_Objective_
Give all of the lines again exactly as they read.

Stored records
____

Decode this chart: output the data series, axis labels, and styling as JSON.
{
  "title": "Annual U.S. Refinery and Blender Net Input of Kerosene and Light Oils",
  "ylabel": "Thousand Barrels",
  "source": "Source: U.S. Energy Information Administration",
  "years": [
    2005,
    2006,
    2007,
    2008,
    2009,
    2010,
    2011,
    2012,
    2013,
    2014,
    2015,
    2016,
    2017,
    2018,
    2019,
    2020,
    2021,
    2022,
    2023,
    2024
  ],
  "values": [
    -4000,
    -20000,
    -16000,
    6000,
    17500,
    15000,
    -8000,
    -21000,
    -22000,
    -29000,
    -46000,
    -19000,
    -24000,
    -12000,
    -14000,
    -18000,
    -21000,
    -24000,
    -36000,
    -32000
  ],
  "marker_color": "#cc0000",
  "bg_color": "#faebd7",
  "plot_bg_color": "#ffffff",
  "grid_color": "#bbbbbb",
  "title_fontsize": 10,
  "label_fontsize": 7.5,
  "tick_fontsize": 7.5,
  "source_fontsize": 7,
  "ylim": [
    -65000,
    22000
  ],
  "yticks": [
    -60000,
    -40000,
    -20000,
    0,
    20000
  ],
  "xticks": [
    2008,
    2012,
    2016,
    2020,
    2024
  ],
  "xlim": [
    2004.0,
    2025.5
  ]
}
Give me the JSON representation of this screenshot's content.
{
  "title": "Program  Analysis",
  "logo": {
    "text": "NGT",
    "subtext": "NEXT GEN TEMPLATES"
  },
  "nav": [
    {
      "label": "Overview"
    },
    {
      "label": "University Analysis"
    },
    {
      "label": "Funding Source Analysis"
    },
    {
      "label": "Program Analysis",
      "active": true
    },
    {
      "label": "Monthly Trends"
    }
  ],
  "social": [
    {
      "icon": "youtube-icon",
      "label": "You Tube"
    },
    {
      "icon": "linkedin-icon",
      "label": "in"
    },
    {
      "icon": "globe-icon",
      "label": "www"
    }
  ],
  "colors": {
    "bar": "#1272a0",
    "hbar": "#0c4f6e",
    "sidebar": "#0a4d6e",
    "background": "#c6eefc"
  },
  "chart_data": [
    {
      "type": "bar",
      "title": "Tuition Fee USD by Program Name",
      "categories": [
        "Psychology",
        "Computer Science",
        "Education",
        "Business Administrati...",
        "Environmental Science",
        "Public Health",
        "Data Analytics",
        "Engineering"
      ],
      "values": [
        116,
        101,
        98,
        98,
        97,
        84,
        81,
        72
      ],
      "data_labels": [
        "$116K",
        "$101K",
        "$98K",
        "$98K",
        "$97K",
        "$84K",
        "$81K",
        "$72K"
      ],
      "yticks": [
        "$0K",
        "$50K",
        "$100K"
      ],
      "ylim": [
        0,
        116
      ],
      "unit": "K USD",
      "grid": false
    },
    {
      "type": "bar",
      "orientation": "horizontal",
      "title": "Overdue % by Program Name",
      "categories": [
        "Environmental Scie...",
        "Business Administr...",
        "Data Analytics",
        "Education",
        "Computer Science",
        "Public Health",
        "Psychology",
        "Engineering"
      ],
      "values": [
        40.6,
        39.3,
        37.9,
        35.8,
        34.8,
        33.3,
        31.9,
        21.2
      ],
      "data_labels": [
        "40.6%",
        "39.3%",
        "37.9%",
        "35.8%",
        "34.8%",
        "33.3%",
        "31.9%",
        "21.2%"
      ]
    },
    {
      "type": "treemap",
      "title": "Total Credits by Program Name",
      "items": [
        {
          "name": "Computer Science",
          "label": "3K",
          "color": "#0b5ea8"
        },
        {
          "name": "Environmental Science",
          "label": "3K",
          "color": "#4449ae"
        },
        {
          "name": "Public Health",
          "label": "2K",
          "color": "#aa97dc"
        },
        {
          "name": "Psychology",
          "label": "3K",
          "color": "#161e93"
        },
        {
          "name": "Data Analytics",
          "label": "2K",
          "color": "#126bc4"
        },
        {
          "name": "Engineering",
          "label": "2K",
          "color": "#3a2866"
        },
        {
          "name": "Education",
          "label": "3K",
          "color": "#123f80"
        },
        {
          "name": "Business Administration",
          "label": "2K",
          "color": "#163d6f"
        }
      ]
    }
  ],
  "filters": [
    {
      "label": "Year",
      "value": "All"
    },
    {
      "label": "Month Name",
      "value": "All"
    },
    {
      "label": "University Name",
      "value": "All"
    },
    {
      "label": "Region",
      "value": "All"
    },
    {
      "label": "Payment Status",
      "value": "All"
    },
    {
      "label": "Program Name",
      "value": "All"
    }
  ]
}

____

_Answer to this task_
Decode this chart: output the data series, axis labels, and styling as JSON.
{
  "title": "Annual U.S. Refinery and Blender Net Input of Kerosene and Light Oils",
  "ylabel": "Thousand Barrels",
  "source": "Source: U.S. Energy Information Administration",
  "years": [
    2005,
    2006,
    2007,
    2008,
    2009,
    2010,
    2011,
    2012,
    2013,
    2014,
    2015,
    2016,
    2017,
    2018,
    2019,
    2020,
    2021,
    2022,
    2023,
    2024
  ],
  "values": [
    -4000,
    -20000,
    -16000,
    6000,
    17500,
    15000,
    -8000,
    -21000,
    -22000,
    -29000,
    -46000,
    -19000,
    -24000,
    -12000,
    -14000,
    -18000,
    -21000,
    -24000,
    -36000,
    -32000
  ],
  "marker_color": "#cc0000",
  "bg_color": "#faebd7",
  "plot_bg_color": "#ffffff",
  "grid_color": "#bbbbbb",
  "title_fontsize": 10,
  "label_fontsize": 7.5,
  "tick_fontsize": 7.5,
  "source_fontsize": 7,
  "ylim": [
    -65000,
    22000
  ],
  "yticks": [
    -60000,
    -40000,
    -20000,
    0,
    20000
  ],
  "xticks": [
    2008,
    2012,
    2016,
    2020,
    2024
  ],
  "xlim": [
    2004.0,
    2025.5
  ]
}
Give me the JSON representation of this screenshot's content.
{
  "title": "Program  Analysis",
  "logo": {
    "text": "NGT",
    "subtext": "NEXT GEN TEMPLATES"
  },
  "nav": [
    {
      "label": "Overview"
    },
    {
      "label": "University Analysis"
    },
    {
      "label": "Funding Source Analysis"
    },
    {
      "label": "Program Analysis",
      "active": true
    },
    {
      "label": "Monthly Trends"
    }
  ],
  "social": [
    {
      "icon": "youtube-icon",
      "label": "You Tube"
    },
    {
      "icon": "linkedin-icon",
      "label": "in"
    },
    {
      "icon": "globe-icon",
      "label": "www"
    }
  ],
  "colors": {
    "bar": "#1272a0",
    "hbar": "#0c4f6e",
    "sidebar": "#0a4d6e",
    "background": "#c6eefc"
  },
  "chart_data": [
    {
      "type": "bar",
      "title": "Tuition Fee USD by Program Name",
      "categories": [
        "Psychology",
        "Computer Science",
        "Education",
        "Business Administrati...",
        "Environmental Science",
        "Public Health",
        "Data Analytics",
        "Engineering"
      ],
      "values": [
        116,
        101,
        98,
        98,
        97,
        84,
        81,
        72
      ],
      "data_labels": [
        "$116K",
        "$101K",
        "$98K",
        "$98K",
        "$97K",
        "$84K",
        "$81K",
        "$72K"
      ],
      "yticks": [
        "$0K",
        "$50K",
        "$100K"
      ],
      "ylim": [
        0,
        116
      ],
      "unit": "K USD",
      "grid": false
    },
    {
      "type": "bar",
      "orientation": "horizontal",
      "title": "Overdue % by Program Name",
      "categories": [
        "Environmental Scie...",
        "Business Administr...",
        "Data Analytics",
        "Education",
        "Computer Science",
        "Public Health",
        "Psychology",
        "Engineering"
      ],
      "values": [
        40.6,
        39.3,
        37.9,
        35.8,
        34.8,
        33.3,
        31.9,
        21.2
      ],
      "data_labels": [
        "40.6%",
        "39.3%",
        "37.9%",
        "35.8%",
        "34.8%",
        "33.3%",
        "31.9%",
        "21.2%"
      ]
    },
    {
      "type": "treemap",
      "title": "Total Credits by Program Name",
      "items": [
        {
          "name": "Computer Science",
          "label": "3K",
          "color": "#0b5ea8"
        },
        {
          "name": "Environmental Science",
          "label": "3K",
          "color": "#4449ae"
        },
        {
          "name": "Public Health",
          "label": "2K",
          "color": "#aa97dc"
        },
        {
          "name": "Psychology",
          "label": "3K",
          "color": "#161e93"
        },
        {
          "name": "Data Analytics",
          "label": "2K",
          "color": "#126bc4"
        },
        {
          "name": "Engineering",
          "label": "2K",
          "color": "#3a2866"
        },
        {
          "name": "Education",
          "label": "3K",
          "color": "#123f80"
        },
        {
          "name": "Business Administration",
          "label": "2K",
          "color": "#163d6f"
        }
      ]
    }
  ],
  "filters": [
    {
      "label": "Year",
      "value": "All"
    },
    {
      "label": "Month Name",
      "value": "All"
    },
    {
      "label": "University Name",
      "value": "All"
    },
    {
      "label": "Region",
      "value": "All"
    },
    {
      "label": "Payment Status",
      "value": "All"
    },
    {
      "label": "Program Name",
      "value": "All"
    }
  ]
}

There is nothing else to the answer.